▶ _TASK_
All of the material below is to be restated word for word, apart from the pictures.

▶ _Data records_
——————

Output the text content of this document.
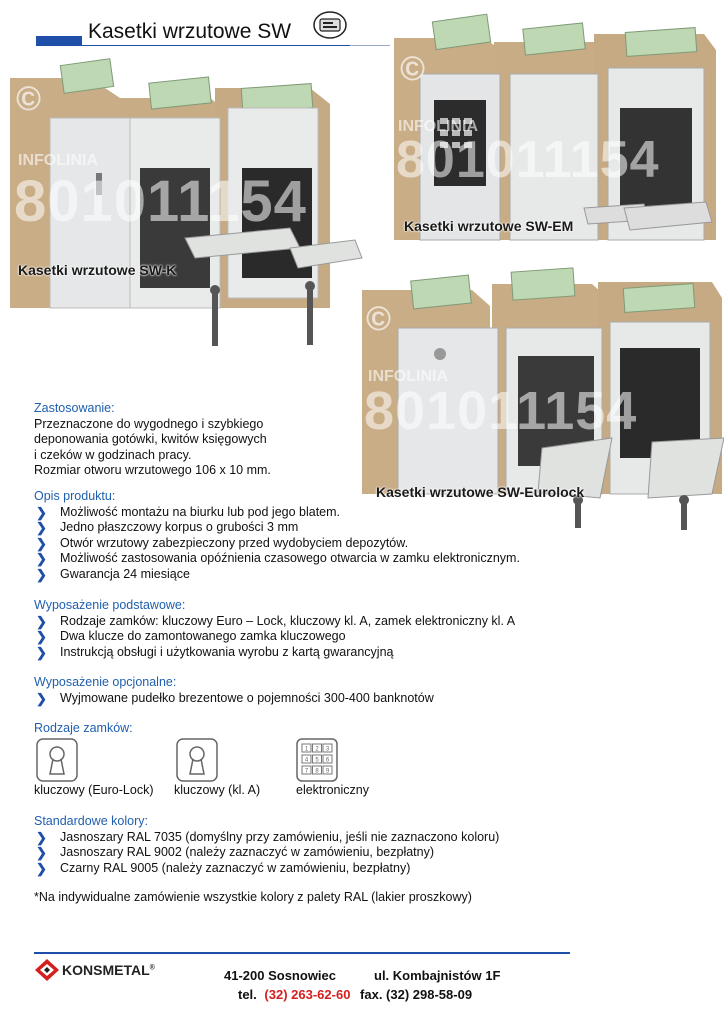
Kasetki wrzutowe SW
©
INFOLINIA
801011154
Kasetki wrzutowe SW-K
©
INFOLINIA
801011154
Kasetki wrzutowe SW-EM
©
INFOLINIA
801011154
Kasetki wrzutowe SW-Eurolock
Zastosowanie:
Przeznaczone do wygodnego i szybkiego
deponowania gotówki, kwitów księgowych
i czeków w godzinach pracy.
Rozmiar otworu wrzutowego 106 x 10 mm.
Opis produktu:
❯ Możliwość montażu na biurku lub pod jego blatem.
❯ Jedno płaszczowy korpus o grubości 3 mm
❯ Otwór wrzutowy zabezpieczony przed wydobyciem depozytów.
❯ Możliwość zastosowania opóźnienia czasowego otwarcia w zamku elektronicznym.
❯ Gwarancja 24 miesiące
Wyposażenie podstawowe:
❯ Rodzaje zamków: kluczowy Euro – Lock, kluczowy kl. A, zamek elektroniczny kl. A
❯ Dwa klucze do zamontowanego zamka kluczowego
❯ Instrukcją obsługi i użytkowania wyrobu z kartą gwarancyjną
Wyposażenie opcjonalne:
❯ Wyjmowane pudełko brezentowe o pojemności 300-400 banknotów
Rodzaje zamków:
1 2 3
4 5 6
7 8 9
kluczowy (Euro-Lock) kluczowy (kl. A)	elektroniczny
Standardowe kolory:
❯ Jasnoszary RAL 7035 (domyślny przy zamówieniu, jeśli nie zaznaczono koloru)
❯ Jasnoszary RAL 9002 (należy zaznaczyć w zamówieniu, bezpłatny)
❯ Czarny RAL 9005 (należy zaznaczyć w zamówieniu, bezpłatny)
*Na indywidualne zamówienie wszystkie kolory z palety RAL (lakier proszkowy)
KONSMETAL®
41-200 Sosnowiec	ul. Kombajnistów 1F
tel. (32) 263-62-60 fax. (32) 298-58-09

——————

▶ _COMPLETE ANSWER_
Output the text content of this document.
Kasetki wrzutowe SW
©
INFOLINIA
801011154
Kasetki wrzutowe SW-K
©
INFOLINIA
801011154
Kasetki wrzutowe SW-EM
©
INFOLINIA
801011154
Kasetki wrzutowe SW-Eurolock
Zastosowanie:
Przeznaczone do wygodnego i szybkiego
deponowania gotówki, kwitów księgowych
i czeków w godzinach pracy.
Rozmiar otworu wrzutowego 106 x 10 mm.
Opis produktu:
❯ Możliwość montażu na biurku lub pod jego blatem.
❯ Jedno płaszczowy korpus o grubości 3 mm
❯ Otwór wrzutowy zabezpieczony przed wydobyciem depozytów.
❯ Możliwość zastosowania opóźnienia czasowego otwarcia w zamku elektronicznym.
❯ Gwarancja 24 miesiące
Wyposażenie podstawowe:
❯ Rodzaje zamków: kluczowy Euro – Lock, kluczowy kl. A, zamek elektroniczny kl. A
❯ Dwa klucze do zamontowanego zamka kluczowego
❯ Instrukcją obsługi i użytkowania wyrobu z kartą gwarancyjną
Wyposażenie opcjonalne:
❯ Wyjmowane pudełko brezentowe o pojemności 300-400 banknotów
Rodzaje zamków:
1 2 3
4 5 6
7 8 9
kluczowy (Euro-Lock) kluczowy (kl. A)	elektroniczny
Standardowe kolory:
❯ Jasnoszary RAL 7035 (domyślny przy zamówieniu, jeśli nie zaznaczono koloru)
❯ Jasnoszary RAL 9002 (należy zaznaczyć w zamówieniu, bezpłatny)
❯ Czarny RAL 9005 (należy zaznaczyć w zamówieniu, bezpłatny)
*Na indywidualne zamówienie wszystkie kolory z palety RAL (lakier proszkowy)
KONSMETAL®
41-200 Sosnowiec	ul. Kombajnistów 1F
tel. (32) 263-62-60 fax. (32) 298-58-09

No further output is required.